■ **Task prompt**: Each line below is to be written out in full, exactly as shown.

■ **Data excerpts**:
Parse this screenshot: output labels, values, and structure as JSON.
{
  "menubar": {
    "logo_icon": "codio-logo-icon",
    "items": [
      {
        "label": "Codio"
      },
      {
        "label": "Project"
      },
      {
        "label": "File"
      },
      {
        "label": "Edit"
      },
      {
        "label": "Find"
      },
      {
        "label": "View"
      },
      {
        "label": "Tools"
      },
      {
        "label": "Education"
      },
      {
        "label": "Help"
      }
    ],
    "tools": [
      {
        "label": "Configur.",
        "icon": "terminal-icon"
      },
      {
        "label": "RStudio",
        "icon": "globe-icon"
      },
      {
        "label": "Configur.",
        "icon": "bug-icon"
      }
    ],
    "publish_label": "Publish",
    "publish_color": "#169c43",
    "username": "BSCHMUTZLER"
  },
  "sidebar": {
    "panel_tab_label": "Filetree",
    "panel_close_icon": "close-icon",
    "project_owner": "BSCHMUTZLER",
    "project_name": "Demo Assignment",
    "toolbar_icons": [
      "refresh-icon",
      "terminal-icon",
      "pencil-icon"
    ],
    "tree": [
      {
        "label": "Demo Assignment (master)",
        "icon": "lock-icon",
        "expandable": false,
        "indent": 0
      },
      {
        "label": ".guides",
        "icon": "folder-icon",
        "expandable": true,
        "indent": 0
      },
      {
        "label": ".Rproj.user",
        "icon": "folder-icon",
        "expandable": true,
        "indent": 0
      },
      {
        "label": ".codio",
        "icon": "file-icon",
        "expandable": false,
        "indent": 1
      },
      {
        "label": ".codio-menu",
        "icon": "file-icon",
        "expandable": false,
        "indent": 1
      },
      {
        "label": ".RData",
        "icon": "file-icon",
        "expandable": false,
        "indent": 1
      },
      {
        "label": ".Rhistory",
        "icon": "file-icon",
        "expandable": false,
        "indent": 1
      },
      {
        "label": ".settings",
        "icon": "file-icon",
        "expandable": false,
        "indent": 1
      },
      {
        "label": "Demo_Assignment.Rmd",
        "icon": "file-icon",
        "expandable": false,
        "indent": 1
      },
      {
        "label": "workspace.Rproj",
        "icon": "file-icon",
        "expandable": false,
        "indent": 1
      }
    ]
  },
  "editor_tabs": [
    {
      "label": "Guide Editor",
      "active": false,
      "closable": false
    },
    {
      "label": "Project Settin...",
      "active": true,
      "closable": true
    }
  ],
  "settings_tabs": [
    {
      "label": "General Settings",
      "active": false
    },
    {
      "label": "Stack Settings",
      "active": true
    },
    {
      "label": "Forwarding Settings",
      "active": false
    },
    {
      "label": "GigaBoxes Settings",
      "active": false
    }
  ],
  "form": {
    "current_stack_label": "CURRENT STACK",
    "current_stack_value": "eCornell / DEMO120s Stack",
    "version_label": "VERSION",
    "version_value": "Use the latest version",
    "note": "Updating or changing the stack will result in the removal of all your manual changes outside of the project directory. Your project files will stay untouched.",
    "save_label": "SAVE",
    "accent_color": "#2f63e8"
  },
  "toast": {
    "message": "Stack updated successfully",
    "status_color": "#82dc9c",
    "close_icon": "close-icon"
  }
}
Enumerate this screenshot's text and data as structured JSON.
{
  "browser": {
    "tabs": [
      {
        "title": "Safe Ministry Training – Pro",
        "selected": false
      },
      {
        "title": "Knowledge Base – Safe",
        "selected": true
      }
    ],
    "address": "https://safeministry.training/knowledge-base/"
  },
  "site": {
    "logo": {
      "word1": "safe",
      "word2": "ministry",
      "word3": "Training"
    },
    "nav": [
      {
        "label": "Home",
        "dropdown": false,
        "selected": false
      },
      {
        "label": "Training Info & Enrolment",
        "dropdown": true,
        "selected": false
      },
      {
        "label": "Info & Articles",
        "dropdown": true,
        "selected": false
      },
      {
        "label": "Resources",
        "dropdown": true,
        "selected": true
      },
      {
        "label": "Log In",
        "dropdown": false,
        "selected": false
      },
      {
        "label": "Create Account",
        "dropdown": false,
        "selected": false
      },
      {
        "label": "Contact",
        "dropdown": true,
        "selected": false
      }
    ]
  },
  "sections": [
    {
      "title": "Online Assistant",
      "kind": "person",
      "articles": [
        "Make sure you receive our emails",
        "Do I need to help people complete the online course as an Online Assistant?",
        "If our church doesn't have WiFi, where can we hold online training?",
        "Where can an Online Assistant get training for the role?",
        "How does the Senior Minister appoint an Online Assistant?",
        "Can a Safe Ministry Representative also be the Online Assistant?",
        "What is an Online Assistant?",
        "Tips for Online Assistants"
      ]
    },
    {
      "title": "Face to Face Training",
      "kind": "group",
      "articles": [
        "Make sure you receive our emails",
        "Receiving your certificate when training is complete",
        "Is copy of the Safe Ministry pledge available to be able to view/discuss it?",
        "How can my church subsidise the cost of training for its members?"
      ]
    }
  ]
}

■ **Reply to the task**:
Parse this screenshot: output labels, values, and structure as JSON.
{
  "menubar": {
    "logo_icon": "codio-logo-icon",
    "items": [
      {
        "label": "Codio"
      },
      {
        "label": "Project"
      },
      {
        "label": "File"
      },
      {
        "label": "Edit"
      },
      {
        "label": "Find"
      },
      {
        "label": "View"
      },
      {
        "label": "Tools"
      },
      {
        "label": "Education"
      },
      {
        "label": "Help"
      }
    ],
    "tools": [
      {
        "label": "Configur.",
        "icon": "terminal-icon"
      },
      {
        "label": "RStudio",
        "icon": "globe-icon"
      },
      {
        "label": "Configur.",
        "icon": "bug-icon"
      }
    ],
    "publish_label": "Publish",
    "publish_color": "#169c43",
    "username": "BSCHMUTZLER"
  },
  "sidebar": {
    "panel_tab_label": "Filetree",
    "panel_close_icon": "close-icon",
    "project_owner": "BSCHMUTZLER",
    "project_name": "Demo Assignment",
    "toolbar_icons": [
      "refresh-icon",
      "terminal-icon",
      "pencil-icon"
    ],
    "tree": [
      {
        "label": "Demo Assignment (master)",
        "icon": "lock-icon",
        "expandable": false,
        "indent": 0
      },
      {
        "label": ".guides",
        "icon": "folder-icon",
        "expandable": true,
        "indent": 0
      },
      {
        "label": ".Rproj.user",
        "icon": "folder-icon",
        "expandable": true,
        "indent": 0
      },
      {
        "label": ".codio",
        "icon": "file-icon",
        "expandable": false,
        "indent": 1
      },
      {
        "label": ".codio-menu",
        "icon": "file-icon",
        "expandable": false,
        "indent": 1
      },
      {
        "label": ".RData",
        "icon": "file-icon",
        "expandable": false,
        "indent": 1
      },
      {
        "label": ".Rhistory",
        "icon": "file-icon",
        "expandable": false,
        "indent": 1
      },
      {
        "label": ".settings",
        "icon": "file-icon",
        "expandable": false,
        "indent": 1
      },
      {
        "label": "Demo_Assignment.Rmd",
        "icon": "file-icon",
        "expandable": false,
        "indent": 1
      },
      {
        "label": "workspace.Rproj",
        "icon": "file-icon",
        "expandable": false,
        "indent": 1
      }
    ]
  },
  "editor_tabs": [
    {
      "label": "Guide Editor",
      "active": false,
      "closable": false
    },
    {
      "label": "Project Settin...",
      "active": true,
      "closable": true
    }
  ],
  "settings_tabs": [
    {
      "label": "General Settings",
      "active": false
    },
    {
      "label": "Stack Settings",
      "active": true
    },
    {
      "label": "Forwarding Settings",
      "active": false
    },
    {
      "label": "GigaBoxes Settings",
      "active": false
    }
  ],
  "form": {
    "current_stack_label": "CURRENT STACK",
    "current_stack_value": "eCornell / DEMO120s Stack",
    "version_label": "VERSION",
    "version_value": "Use the latest version",
    "note": "Updating or changing the stack will result in the removal of all your manual changes outside of the project directory. Your project files will stay untouched.",
    "save_label": "SAVE",
    "accent_color": "#2f63e8"
  },
  "toast": {
    "message": "Stack updated successfully",
    "status_color": "#82dc9c",
    "close_icon": "close-icon"
  }
}
Enumerate this screenshot's text and data as structured JSON.
{
  "browser": {
    "tabs": [
      {
        "title": "Safe Ministry Training – Pro",
        "selected": false
      },
      {
        "title": "Knowledge Base – Safe",
        "selected": true
      }
    ],
    "address": "https://safeministry.training/knowledge-base/"
  },
  "site": {
    "logo": {
      "word1": "safe",
      "word2": "ministry",
      "word3": "Training"
    },
    "nav": [
      {
        "label": "Home",
        "dropdown": false,
        "selected": false
      },
      {
        "label": "Training Info & Enrolment",
        "dropdown": true,
        "selected": false
      },
      {
        "label": "Info & Articles",
        "dropdown": true,
        "selected": false
      },
      {
        "label": "Resources",
        "dropdown": true,
        "selected": true
      },
      {
        "label": "Log In",
        "dropdown": false,
        "selected": false
      },
      {
        "label": "Create Account",
        "dropdown": false,
        "selected": false
      },
      {
        "label": "Contact",
        "dropdown": true,
        "selected": false
      }
    ]
  },
  "sections": [
    {
      "title": "Online Assistant",
      "kind": "person",
      "articles": [
        "Make sure you receive our emails",
        "Do I need to help people complete the online course as an Online Assistant?",
        "If our church doesn't have WiFi, where can we hold online training?",
        "Where can an Online Assistant get training for the role?",
        "How does the Senior Minister appoint an Online Assistant?",
        "Can a Safe Ministry Representative also be the Online Assistant?",
        "What is an Online Assistant?",
        "Tips for Online Assistants"
      ]
    },
    {
      "title": "Face to Face Training",
      "kind": "group",
      "articles": [
        "Make sure you receive our emails",
        "Receiving your certificate when training is complete",
        "Is copy of the Safe Ministry pledge available to be able to view/discuss it?",
        "How can my church subsidise the cost of training for its members?"
      ]
    }
  ]
}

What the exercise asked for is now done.